## What the task asks
Restate each of the lines below word for word and drop every picture.

[start of Provided entries]

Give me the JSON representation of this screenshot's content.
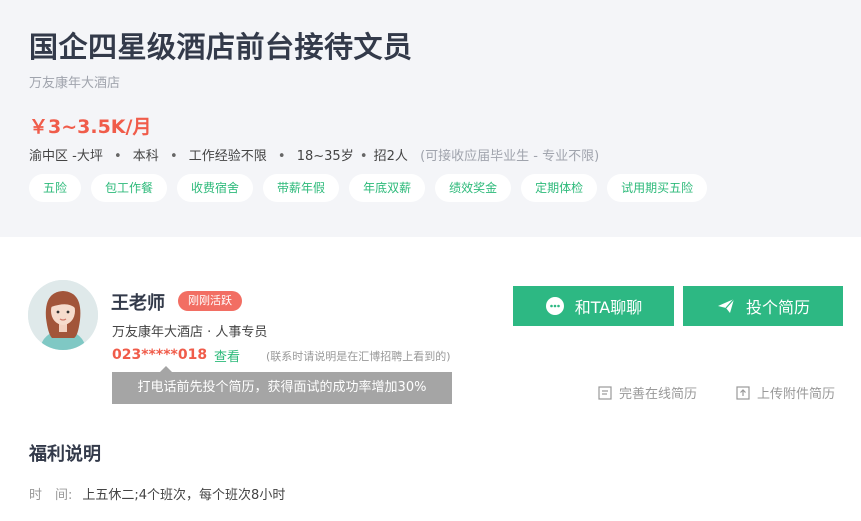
{
  "job": {
    "title": "国企四星级酒店前台接待文员",
    "company": "万友康年大酒店",
    "salary": "￥3~3.5K/月",
    "meta": {
      "location": "渝中区 -大坪",
      "education": "本科",
      "experience": "工作经验不限",
      "age": "18~35岁",
      "headcount": "招2人",
      "note": "(可接收应届毕业生 - 专业不限)"
    },
    "tags": [
      "五险",
      "包工作餐",
      "收费宿舍",
      "带薪年假",
      "年底双薪",
      "绩效奖金",
      "定期体检",
      "试用期买五险"
    ]
  },
  "contact": {
    "name": "王老师",
    "active_badge": "刚刚活跃",
    "role": "万友康年大酒店 · 人事专员",
    "phone": "023*****018",
    "view_label": "查看",
    "phone_note": "(联系时请说明是在汇博招聘上看到的)",
    "tooltip": "打电话前先投个简历，获得面试的成功率增加30%",
    "chat_button": "和TA聊聊",
    "apply_button": "投个简历",
    "improve_resume": "完善在线简历",
    "upload_resume": "上传附件简历"
  },
  "welfare": {
    "title": "福利说明",
    "time_label": "时　间:",
    "time_value": "上五休二;4个班次，每个班次8小时"
  },
  "colors": {
    "accent_green": "#2db883",
    "salary_red": "#f05c4a",
    "badge_red": "#f26e63",
    "header_bg": "#f4f5f8"
  }
}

[end of Provided entries]

## Answer to this problem
Give me the JSON representation of this screenshot's content.
{
  "job": {
    "title": "国企四星级酒店前台接待文员",
    "company": "万友康年大酒店",
    "salary": "￥3~3.5K/月",
    "meta": {
      "location": "渝中区 -大坪",
      "education": "本科",
      "experience": "工作经验不限",
      "age": "18~35岁",
      "headcount": "招2人",
      "note": "(可接收应届毕业生 - 专业不限)"
    },
    "tags": [
      "五险",
      "包工作餐",
      "收费宿舍",
      "带薪年假",
      "年底双薪",
      "绩效奖金",
      "定期体检",
      "试用期买五险"
    ]
  },
  "contact": {
    "name": "王老师",
    "active_badge": "刚刚活跃",
    "role": "万友康年大酒店 · 人事专员",
    "phone": "023*****018",
    "view_label": "查看",
    "phone_note": "(联系时请说明是在汇博招聘上看到的)",
    "tooltip": "打电话前先投个简历，获得面试的成功率增加30%",
    "chat_button": "和TA聊聊",
    "apply_button": "投个简历",
    "improve_resume": "完善在线简历",
    "upload_resume": "上传附件简历"
  },
  "welfare": {
    "title": "福利说明",
    "time_label": "时　间:",
    "time_value": "上五休二;4个班次，每个班次8小时"
  },
  "colors": {
    "accent_green": "#2db883",
    "salary_red": "#f05c4a",
    "badge_red": "#f26e63",
    "header_bg": "#f4f5f8"
  }
}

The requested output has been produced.